#### Work required:
Find the lines with "interest" in them and copy them out.

#### Entries:
┄┄┄┄┄┄┄┄┄┄┄┄┄┄┄┄┄┄┄┄
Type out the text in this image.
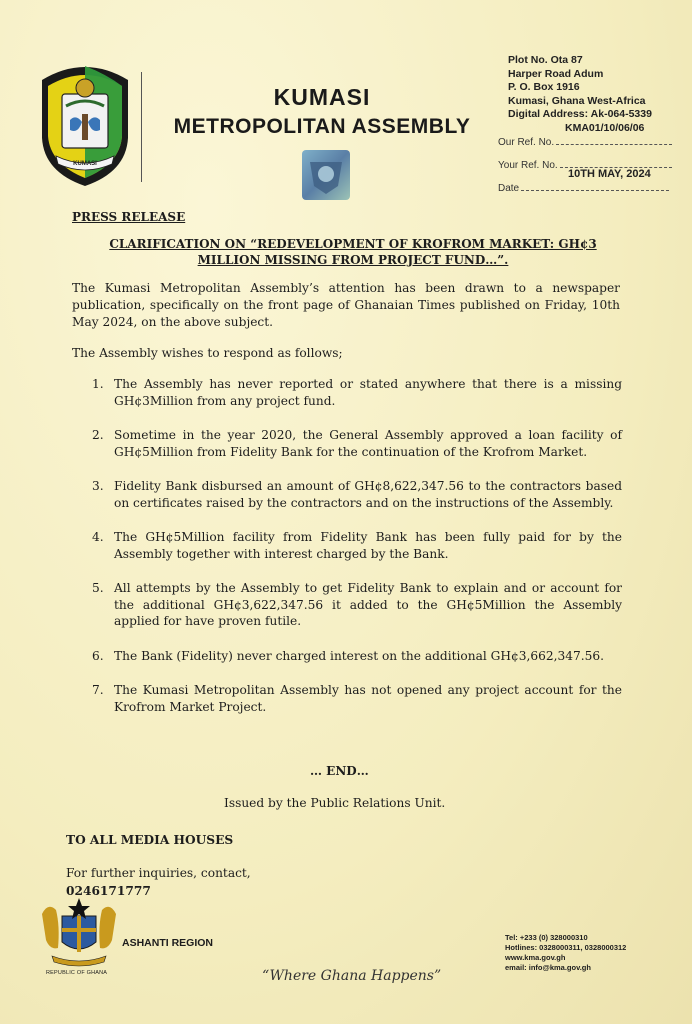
KUMASI
KUMASI
METROPOLITAN ASSEMBLY
Plot No. Ota 87
Harper Road Adum
P. O. Box 1916
Kumasi, Ghana West-Africa
Digital Address: Ak-064-5339
KMA01/10/06/06
Our Ref. No.
Your Ref. No.
10TH MAY, 2024
Date
PRESS RELEASE
CLARIFICATION ON “REDEVELOPMENT OF KROFROM MARKET: GH¢3 MILLION MISSING FROM PROJECT FUND…”.
The Kumasi Metropolitan Assembly’s attention has been drawn to a newspaper publication, specifically on the front page of Ghanaian Times published on Friday, 10th May 2024, on the above subject.
The Assembly wishes to respond as follows;
1. The Assembly has never reported or stated anywhere that there is a missing GH¢3Million from any project fund.
2. Sometime in the year 2020, the General Assembly approved a loan facility of GH¢5Million from Fidelity Bank for the continuation of the Krofrom Market.
3. Fidelity Bank disbursed an amount of GH¢8,622,347.56 to the contractors based on certificates raised by the contractors and on the instructions of the Assembly.
4. The GH¢5Million facility from Fidelity Bank has been fully paid for by the Assembly together with interest charged by the Bank.
5. All attempts by the Assembly to get Fidelity Bank to explain and or account for the additional GH¢3,622,347.56 it added to the GH¢5Million the Assembly applied for have proven futile.
6. The Bank (Fidelity) never charged interest on the additional GH¢3,662,347.56.
7. The Kumasi Metropolitan Assembly has not opened any project account for the Krofrom Market Project.
… END…
Issued by the Public Relations Unit.
TO ALL MEDIA HOUSES
For further inquiries, contact,
0246171777
ASHANTI REGION
REPUBLIC OF GHANA	“Where Ghana Happens”
Tel: +233 (0) 328000310
Hotlines: 0328000311, 0328000312
www.kma.gov.gh
email: info@kma.gov.gh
┄┄┄┄┄┄┄┄┄┄┄┄┄┄┄┄┄┄┄┄
#### Finished exercise:
4. The GH¢5Million facility from Fidelity Bank has been fully paid for by the Assembly together with interest charged by the Bank.
6. The Bank (Fidelity) never charged interest on the additional GH¢3,662,347.56.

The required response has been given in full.